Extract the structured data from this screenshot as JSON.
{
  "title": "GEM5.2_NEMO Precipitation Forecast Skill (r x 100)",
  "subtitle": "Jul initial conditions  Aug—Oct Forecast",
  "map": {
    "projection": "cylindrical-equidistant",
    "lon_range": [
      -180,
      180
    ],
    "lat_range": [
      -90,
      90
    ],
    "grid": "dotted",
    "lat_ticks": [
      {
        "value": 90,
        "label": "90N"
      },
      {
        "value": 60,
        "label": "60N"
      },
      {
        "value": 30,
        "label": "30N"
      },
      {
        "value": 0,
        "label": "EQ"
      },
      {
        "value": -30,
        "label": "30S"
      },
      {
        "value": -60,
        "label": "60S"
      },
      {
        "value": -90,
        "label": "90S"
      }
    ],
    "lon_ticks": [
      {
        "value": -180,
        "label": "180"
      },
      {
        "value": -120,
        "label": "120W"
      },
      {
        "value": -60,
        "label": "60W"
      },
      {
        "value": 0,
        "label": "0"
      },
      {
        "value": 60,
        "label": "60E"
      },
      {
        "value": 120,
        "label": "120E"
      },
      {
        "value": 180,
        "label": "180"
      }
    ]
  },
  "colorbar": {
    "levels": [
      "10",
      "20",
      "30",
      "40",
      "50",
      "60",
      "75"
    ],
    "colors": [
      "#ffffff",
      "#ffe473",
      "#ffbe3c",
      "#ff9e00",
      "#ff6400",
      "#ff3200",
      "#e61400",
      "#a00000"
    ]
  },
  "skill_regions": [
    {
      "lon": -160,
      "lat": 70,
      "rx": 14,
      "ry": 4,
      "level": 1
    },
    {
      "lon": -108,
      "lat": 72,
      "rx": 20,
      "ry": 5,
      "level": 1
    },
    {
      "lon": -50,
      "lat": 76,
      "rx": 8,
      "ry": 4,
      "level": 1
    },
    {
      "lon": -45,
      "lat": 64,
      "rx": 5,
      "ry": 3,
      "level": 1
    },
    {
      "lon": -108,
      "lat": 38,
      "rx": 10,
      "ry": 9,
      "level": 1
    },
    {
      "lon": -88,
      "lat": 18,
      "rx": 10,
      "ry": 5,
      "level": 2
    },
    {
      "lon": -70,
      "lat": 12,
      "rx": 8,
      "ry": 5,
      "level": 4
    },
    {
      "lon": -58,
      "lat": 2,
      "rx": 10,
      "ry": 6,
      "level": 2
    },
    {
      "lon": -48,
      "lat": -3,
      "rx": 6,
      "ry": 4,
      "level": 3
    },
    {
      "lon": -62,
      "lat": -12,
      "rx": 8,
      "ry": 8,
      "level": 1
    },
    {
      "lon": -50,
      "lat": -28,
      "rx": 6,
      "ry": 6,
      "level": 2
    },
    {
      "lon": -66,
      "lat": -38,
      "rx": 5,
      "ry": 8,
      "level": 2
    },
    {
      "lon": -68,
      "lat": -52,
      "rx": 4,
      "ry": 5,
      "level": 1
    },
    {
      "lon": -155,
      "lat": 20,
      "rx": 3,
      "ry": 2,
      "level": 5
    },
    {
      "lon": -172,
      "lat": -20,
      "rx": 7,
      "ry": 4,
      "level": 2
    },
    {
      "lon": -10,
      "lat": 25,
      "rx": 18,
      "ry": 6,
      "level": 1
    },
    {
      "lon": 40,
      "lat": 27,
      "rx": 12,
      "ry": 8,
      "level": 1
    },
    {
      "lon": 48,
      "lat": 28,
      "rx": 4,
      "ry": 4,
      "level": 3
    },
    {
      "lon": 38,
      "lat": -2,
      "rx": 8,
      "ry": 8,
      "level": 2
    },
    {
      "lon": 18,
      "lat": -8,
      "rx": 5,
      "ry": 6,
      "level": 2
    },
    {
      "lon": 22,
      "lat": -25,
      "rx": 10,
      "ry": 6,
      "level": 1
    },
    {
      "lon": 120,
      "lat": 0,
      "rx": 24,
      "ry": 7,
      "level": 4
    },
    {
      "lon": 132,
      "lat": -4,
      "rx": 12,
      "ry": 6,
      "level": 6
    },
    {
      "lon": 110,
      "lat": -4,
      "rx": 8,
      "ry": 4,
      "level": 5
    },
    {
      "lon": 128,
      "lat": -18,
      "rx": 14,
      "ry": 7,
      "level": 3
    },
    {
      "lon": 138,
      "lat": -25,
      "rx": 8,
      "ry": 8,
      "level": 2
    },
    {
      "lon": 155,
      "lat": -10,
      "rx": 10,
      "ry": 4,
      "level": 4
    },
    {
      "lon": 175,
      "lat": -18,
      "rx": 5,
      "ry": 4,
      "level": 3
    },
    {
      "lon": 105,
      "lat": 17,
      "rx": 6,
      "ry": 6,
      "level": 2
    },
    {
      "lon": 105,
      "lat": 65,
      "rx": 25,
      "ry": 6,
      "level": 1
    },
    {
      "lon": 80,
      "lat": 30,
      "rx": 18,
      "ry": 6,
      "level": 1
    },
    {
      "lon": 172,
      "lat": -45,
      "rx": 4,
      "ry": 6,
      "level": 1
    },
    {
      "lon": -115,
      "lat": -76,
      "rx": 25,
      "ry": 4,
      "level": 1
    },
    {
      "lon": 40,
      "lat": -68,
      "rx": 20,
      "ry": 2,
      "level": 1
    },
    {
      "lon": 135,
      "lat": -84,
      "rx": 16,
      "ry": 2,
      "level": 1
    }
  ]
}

:::

To be done:
Extract all lines from the data in which "Forecast" is found.

Correct answer:
  "title": "GEM5.2_NEMO Precipitation Forecast Skill (r x 100)",
  "subtitle": "Jul initial conditions  Aug—Oct Forecast",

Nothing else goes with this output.